What to produce -
Copy out every line of the material below word for word, without changing anything.
— start of Data shown —
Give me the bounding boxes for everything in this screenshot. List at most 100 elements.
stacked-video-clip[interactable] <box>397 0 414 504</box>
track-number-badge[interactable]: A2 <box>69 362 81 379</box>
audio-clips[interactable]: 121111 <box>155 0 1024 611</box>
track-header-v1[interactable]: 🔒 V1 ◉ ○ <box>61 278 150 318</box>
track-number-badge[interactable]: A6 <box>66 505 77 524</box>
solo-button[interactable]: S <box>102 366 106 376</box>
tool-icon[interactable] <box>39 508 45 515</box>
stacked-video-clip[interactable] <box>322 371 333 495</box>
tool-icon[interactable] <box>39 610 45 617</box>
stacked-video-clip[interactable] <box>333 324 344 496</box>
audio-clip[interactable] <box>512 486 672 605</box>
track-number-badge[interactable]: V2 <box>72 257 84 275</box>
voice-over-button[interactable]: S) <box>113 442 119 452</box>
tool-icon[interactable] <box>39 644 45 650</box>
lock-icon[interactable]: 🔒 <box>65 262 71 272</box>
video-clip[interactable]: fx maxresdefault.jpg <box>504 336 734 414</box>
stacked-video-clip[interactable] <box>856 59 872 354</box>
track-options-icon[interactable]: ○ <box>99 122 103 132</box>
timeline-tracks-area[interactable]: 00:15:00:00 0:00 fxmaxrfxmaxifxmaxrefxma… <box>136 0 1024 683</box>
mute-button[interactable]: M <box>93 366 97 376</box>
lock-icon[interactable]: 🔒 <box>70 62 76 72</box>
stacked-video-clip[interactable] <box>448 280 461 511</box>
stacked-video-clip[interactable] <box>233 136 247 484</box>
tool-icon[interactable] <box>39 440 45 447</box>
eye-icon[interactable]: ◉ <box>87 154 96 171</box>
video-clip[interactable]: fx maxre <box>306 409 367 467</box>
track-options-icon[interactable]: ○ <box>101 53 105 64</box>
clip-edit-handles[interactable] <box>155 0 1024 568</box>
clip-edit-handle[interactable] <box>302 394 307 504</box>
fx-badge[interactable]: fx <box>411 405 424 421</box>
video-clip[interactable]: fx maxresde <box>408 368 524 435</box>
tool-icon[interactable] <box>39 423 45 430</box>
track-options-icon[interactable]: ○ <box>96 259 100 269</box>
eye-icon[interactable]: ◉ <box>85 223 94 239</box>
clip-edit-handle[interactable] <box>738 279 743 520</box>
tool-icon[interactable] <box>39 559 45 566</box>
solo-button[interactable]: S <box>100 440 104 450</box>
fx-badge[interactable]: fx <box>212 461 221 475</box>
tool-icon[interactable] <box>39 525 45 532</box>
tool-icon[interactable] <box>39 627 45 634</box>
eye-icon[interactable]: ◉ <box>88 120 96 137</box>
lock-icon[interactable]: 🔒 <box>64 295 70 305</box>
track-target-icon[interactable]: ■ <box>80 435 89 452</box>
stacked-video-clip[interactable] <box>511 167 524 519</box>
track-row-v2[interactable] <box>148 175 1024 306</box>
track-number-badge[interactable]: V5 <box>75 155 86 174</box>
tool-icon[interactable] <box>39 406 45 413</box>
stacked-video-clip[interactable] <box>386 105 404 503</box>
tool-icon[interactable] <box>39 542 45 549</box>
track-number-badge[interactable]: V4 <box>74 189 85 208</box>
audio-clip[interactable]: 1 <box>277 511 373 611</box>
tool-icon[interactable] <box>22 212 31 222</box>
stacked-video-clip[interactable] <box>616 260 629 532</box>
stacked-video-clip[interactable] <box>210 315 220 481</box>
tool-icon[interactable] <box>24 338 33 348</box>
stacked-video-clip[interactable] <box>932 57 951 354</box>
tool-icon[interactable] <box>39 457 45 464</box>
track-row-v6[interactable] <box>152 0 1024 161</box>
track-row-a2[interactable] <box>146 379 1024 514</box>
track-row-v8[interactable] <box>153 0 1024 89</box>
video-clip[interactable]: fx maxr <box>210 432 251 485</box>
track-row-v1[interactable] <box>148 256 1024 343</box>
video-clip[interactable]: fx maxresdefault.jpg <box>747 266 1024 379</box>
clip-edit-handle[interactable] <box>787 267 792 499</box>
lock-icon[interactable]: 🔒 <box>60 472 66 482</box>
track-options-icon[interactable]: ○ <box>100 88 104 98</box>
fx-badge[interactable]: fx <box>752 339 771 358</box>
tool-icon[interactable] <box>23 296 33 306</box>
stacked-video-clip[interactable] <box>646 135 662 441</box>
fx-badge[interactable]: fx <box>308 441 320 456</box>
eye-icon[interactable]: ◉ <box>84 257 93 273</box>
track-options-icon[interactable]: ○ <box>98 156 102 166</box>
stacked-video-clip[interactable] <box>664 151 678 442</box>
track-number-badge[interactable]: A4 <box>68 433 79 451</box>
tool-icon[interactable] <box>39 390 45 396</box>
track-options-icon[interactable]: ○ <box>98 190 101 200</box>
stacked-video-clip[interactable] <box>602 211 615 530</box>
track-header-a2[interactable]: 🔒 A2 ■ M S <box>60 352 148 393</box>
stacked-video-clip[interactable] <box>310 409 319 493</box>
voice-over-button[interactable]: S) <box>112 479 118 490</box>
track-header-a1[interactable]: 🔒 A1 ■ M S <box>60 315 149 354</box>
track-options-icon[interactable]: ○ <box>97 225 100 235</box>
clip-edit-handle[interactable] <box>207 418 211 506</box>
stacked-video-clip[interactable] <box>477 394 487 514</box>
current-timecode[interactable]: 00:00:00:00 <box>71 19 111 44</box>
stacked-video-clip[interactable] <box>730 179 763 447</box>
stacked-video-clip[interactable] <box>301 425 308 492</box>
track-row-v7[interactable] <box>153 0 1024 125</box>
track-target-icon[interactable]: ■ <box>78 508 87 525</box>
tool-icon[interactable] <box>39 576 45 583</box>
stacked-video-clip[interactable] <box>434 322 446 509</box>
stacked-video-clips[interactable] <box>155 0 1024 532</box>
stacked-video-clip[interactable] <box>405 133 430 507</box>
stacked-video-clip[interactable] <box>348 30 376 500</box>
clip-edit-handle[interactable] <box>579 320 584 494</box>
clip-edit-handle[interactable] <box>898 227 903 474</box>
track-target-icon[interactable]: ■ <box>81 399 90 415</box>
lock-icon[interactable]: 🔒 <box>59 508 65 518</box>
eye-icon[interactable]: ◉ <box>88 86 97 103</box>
— end of Data shown —
Exercise solution -
Give me the bounding boxes for everything in this screenshot. List at most 100 elements.
stacked-video-clip[interactable] <box>397 0 414 504</box>
track-number-badge[interactable]: A2 <box>69 362 81 379</box>
audio-clips[interactable]: 121111 <box>155 0 1024 611</box>
track-header-v1[interactable]: 🔒 V1 ◉ ○ <box>61 278 150 318</box>
track-number-badge[interactable]: A6 <box>66 505 77 524</box>
solo-button[interactable]: S <box>102 366 106 376</box>
tool-icon[interactable] <box>39 508 45 515</box>
stacked-video-clip[interactable] <box>322 371 333 495</box>
tool-icon[interactable] <box>39 610 45 617</box>
stacked-video-clip[interactable] <box>333 324 344 496</box>
audio-clip[interactable] <box>512 486 672 605</box>
track-number-badge[interactable]: V2 <box>72 257 84 275</box>
voice-over-button[interactable]: S) <box>113 442 119 452</box>
tool-icon[interactable] <box>39 644 45 650</box>
lock-icon[interactable]: 🔒 <box>65 262 71 272</box>
video-clip[interactable]: fx maxresdefault.jpg <box>504 336 734 414</box>
stacked-video-clip[interactable] <box>856 59 872 354</box>
track-options-icon[interactable]: ○ <box>99 122 103 132</box>
timeline-tracks-area[interactable]: 00:15:00:00 0:00 fxmaxrfxmaxifxmaxrefxma… <box>136 0 1024 683</box>
mute-button[interactable]: M <box>93 366 97 376</box>
lock-icon[interactable]: 🔒 <box>70 62 76 72</box>
stacked-video-clip[interactable] <box>448 280 461 511</box>
stacked-video-clip[interactable] <box>233 136 247 484</box>
tool-icon[interactable] <box>39 440 45 447</box>
eye-icon[interactable]: ◉ <box>87 154 96 171</box>
video-clip[interactable]: fx maxre <box>306 409 367 467</box>
track-options-icon[interactable]: ○ <box>101 53 105 64</box>
clip-edit-handles[interactable] <box>155 0 1024 568</box>
clip-edit-handle[interactable] <box>302 394 307 504</box>
fx-badge[interactable]: fx <box>411 405 424 421</box>
video-clip[interactable]: fx maxresde <box>408 368 524 435</box>
tool-icon[interactable] <box>39 423 45 430</box>
track-options-icon[interactable]: ○ <box>96 259 100 269</box>
eye-icon[interactable]: ◉ <box>85 223 94 239</box>
clip-edit-handle[interactable] <box>738 279 743 520</box>
tool-icon[interactable] <box>39 559 45 566</box>
solo-button[interactable]: S <box>100 440 104 450</box>
fx-badge[interactable]: fx <box>212 461 221 475</box>
tool-icon[interactable] <box>39 525 45 532</box>
tool-icon[interactable] <box>39 627 45 634</box>
eye-icon[interactable]: ◉ <box>88 120 96 137</box>
lock-icon[interactable]: 🔒 <box>64 295 70 305</box>
track-target-icon[interactable]: ■ <box>80 435 89 452</box>
stacked-video-clip[interactable] <box>511 167 524 519</box>
track-row-v2[interactable] <box>148 175 1024 306</box>
track-number-badge[interactable]: V5 <box>75 155 86 174</box>
tool-icon[interactable] <box>39 406 45 413</box>
stacked-video-clip[interactable] <box>386 105 404 503</box>
tool-icon[interactable] <box>39 542 45 549</box>
track-number-badge[interactable]: V4 <box>74 189 85 208</box>
audio-clip[interactable]: 1 <box>277 511 373 611</box>
tool-icon[interactable] <box>22 212 31 222</box>
stacked-video-clip[interactable] <box>616 260 629 532</box>
stacked-video-clip[interactable] <box>210 315 220 481</box>
tool-icon[interactable] <box>24 338 33 348</box>
stacked-video-clip[interactable] <box>932 57 951 354</box>
tool-icon[interactable] <box>39 457 45 464</box>
track-row-v6[interactable] <box>152 0 1024 161</box>
track-row-a2[interactable] <box>146 379 1024 514</box>
track-row-v8[interactable] <box>153 0 1024 89</box>
video-clip[interactable]: fx maxr <box>210 432 251 485</box>
track-row-v1[interactable] <box>148 256 1024 343</box>
video-clip[interactable]: fx maxresdefault.jpg <box>747 266 1024 379</box>
clip-edit-handle[interactable] <box>787 267 792 499</box>
lock-icon[interactable]: 🔒 <box>60 472 66 482</box>
track-options-icon[interactable]: ○ <box>100 88 104 98</box>
fx-badge[interactable]: fx <box>752 339 771 358</box>
tool-icon[interactable] <box>23 296 33 306</box>
stacked-video-clip[interactable] <box>646 135 662 441</box>
fx-badge[interactable]: fx <box>308 441 320 456</box>
eye-icon[interactable]: ◉ <box>84 257 93 273</box>
track-options-icon[interactable]: ○ <box>98 156 102 166</box>
stacked-video-clip[interactable] <box>664 151 678 442</box>
track-number-badge[interactable]: A4 <box>68 433 79 451</box>
tool-icon[interactable] <box>39 390 45 396</box>
track-options-icon[interactable]: ○ <box>98 190 101 200</box>
stacked-video-clip[interactable] <box>602 211 615 530</box>
track-header-a2[interactable]: 🔒 A2 ■ M S <box>60 352 148 393</box>
stacked-video-clip[interactable] <box>310 409 319 493</box>
voice-over-button[interactable]: S) <box>112 479 118 490</box>
track-header-a1[interactable]: 🔒 A1 ■ M S <box>60 315 149 354</box>
track-options-icon[interactable]: ○ <box>97 225 100 235</box>
clip-edit-handle[interactable] <box>207 418 211 506</box>
stacked-video-clip[interactable] <box>477 394 487 514</box>
current-timecode[interactable]: 00:00:00:00 <box>71 19 111 44</box>
stacked-video-clip[interactable] <box>730 179 763 447</box>
stacked-video-clip[interactable] <box>301 425 308 492</box>
track-row-v7[interactable] <box>153 0 1024 125</box>
track-target-icon[interactable]: ■ <box>78 508 87 525</box>
tool-icon[interactable] <box>39 576 45 583</box>
stacked-video-clip[interactable] <box>434 322 446 509</box>
stacked-video-clips[interactable] <box>155 0 1024 532</box>
stacked-video-clip[interactable] <box>405 133 430 507</box>
stacked-video-clip[interactable] <box>348 30 376 500</box>
clip-edit-handle[interactable] <box>579 320 584 494</box>
clip-edit-handle[interactable] <box>898 227 903 474</box>
track-target-icon[interactable]: ■ <box>81 399 90 415</box>
lock-icon[interactable]: 🔒 <box>59 508 65 518</box>
eye-icon[interactable]: ◉ <box>88 86 97 103</box>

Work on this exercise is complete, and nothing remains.